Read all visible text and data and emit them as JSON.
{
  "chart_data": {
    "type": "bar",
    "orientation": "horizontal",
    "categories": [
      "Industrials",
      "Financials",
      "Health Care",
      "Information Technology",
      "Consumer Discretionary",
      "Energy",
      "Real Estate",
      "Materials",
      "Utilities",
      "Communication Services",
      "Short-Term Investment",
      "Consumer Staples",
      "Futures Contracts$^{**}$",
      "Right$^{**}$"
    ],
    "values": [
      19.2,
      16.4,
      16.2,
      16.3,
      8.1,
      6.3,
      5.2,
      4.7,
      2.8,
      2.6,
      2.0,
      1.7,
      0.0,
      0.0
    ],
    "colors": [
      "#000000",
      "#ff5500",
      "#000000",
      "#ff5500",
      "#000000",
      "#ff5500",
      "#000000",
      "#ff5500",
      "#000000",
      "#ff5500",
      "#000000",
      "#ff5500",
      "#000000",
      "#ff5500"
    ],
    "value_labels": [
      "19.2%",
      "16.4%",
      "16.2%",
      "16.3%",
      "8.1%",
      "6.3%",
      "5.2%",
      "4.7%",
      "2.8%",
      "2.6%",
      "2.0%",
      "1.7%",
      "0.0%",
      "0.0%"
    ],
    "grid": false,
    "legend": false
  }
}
= = =
**What to work on**. Write out every record, exactly as written.

**Result of the exercise**.
Read all visible text and data and emit them as JSON.
{
  "chart_data": {
    "type": "bar",
    "orientation": "horizontal",
    "categories": [
      "Industrials",
      "Financials",
      "Health Care",
      "Information Technology",
      "Consumer Discretionary",
      "Energy",
      "Real Estate",
      "Materials",
      "Utilities",
      "Communication Services",
      "Short-Term Investment",
      "Consumer Staples",
      "Futures Contracts$^{**}$",
      "Right$^{**}$"
    ],
    "values": [
      19.2,
      16.4,
      16.2,
      16.3,
      8.1,
      6.3,
      5.2,
      4.7,
      2.8,
      2.6,
      2.0,
      1.7,
      0.0,
      0.0
    ],
    "colors": [
      "#000000",
      "#ff5500",
      "#000000",
      "#ff5500",
      "#000000",
      "#ff5500",
      "#000000",
      "#ff5500",
      "#000000",
      "#ff5500",
      "#000000",
      "#ff5500",
      "#000000",
      "#ff5500"
    ],
    "value_labels": [
      "19.2%",
      "16.4%",
      "16.2%",
      "16.3%",
      "8.1%",
      "6.3%",
      "5.2%",
      "4.7%",
      "2.8%",
      "2.6%",
      "2.0%",
      "1.7%",
      "0.0%",
      "0.0%"
    ],
    "grid": false,
    "legend": false
  }
}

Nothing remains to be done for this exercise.